▶ [Extracted text]:
As shown in FIG. 1, the dope solution 9 and the internal diameter-maintaining liquid 5 discharged from the multi-discharge nozzle 3 reach into the membrane production bath solution 7. In this stage, an air gap 6 is present between the inferior face of the multi-discharge nozzle 3 and the liquid level of the membrane production bath solution 7 in FIG. 1, this air gap 6 may be no greater than 0 mm, namely, the inferior face of the multi-discharge nozzle 3 may exist below the liquid level of the membrane production bath solution 7.

The hollow fiber membrane 10 formed by nonsolvent-induced phase separation in the membrane production bath solution 7 is wound by a winding unit 8 (see, FIG. 1). In this step, the winding speed of the winding unit 8 may vary depending on the amount of supplying the stock solution for membrane production, the size of the spinning discharge opening 15 and the like, but is adequately 0.15 to 1.0 m/sec, in general. As the amount of supplying the stock solution for membrane production increases, and also as the size of the spinning discharge opening 15 is greater, it is necessary to accelerate the winding speed at the winding unit 8.

The hollow fiber membrane reinforced with the reinforcing fiber can be manufactured using an apparatus illustrated in the schematic configuration diagram shown in FIG. 11. The apparatus of the present embodiment has, as shown in this figure, a cylindrical discharge nozzle 20, and a bobbin 22 around which a tubular textile reinforcing fiber 21 is wound. A membrane production bath solution tank 23 reserving a membrane production bath solution 24 is provided below the discharge nozzle 20. In addition, this apparatus has a pulley provided in a membrane production bath solution tank 23, and a winding unit 25 for winding the obtained hollow fiber membrane.

▶ [Stored data]:
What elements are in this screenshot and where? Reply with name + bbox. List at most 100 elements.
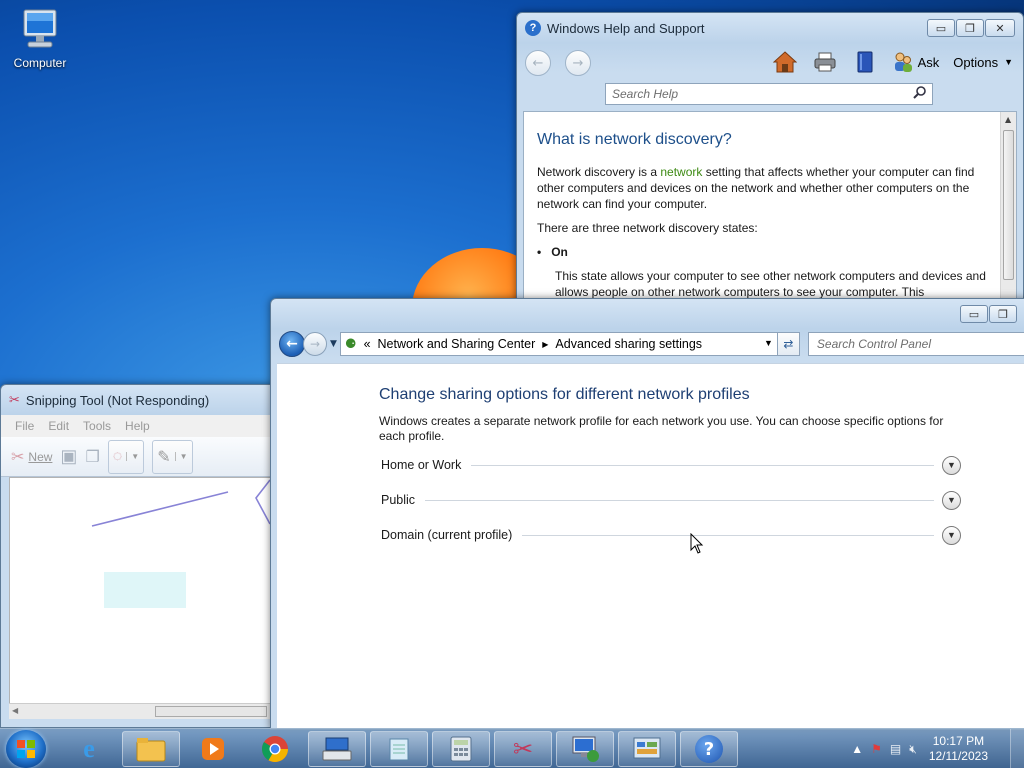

▶ [Set of tasks]:
• A. Print the portion of the hollow fiber membrane text starting with "The hollow fiber membrane 10" and going on through "winding unit 8.".
• B. In the hollow fiber membrane text, list every item that has a reference number in the paragraph describing the apparatus of FIG. 11.

▶ [Task answers]:
• A.
The hollow fiber membrane 10 formed by nonsolvent-induced phase separation in the membrane production bath solution 7 is wound by a winding unit 8 (see, FIG. 1). In this step, the winding speed of the winding unit 8 may vary depending on the amount of supplying the stock solution for membrane production, the size of the spinning discharge opening 15 and the like, but is adequately 0.15 to 1.0 m/sec, in general. As the amount of supplying the stock solution for membrane production increases, and also as the size of the spinning discharge opening 15 is greater, it is necessary to accelerate the winding speed at the winding unit 8.

• B.
- cylindrical discharge nozzle 20
- tubular textile reinforcing fiber 21
- bobbin 22
- membrane production bath solution tank 23
- membrane production bath solution 24
- winding unit 25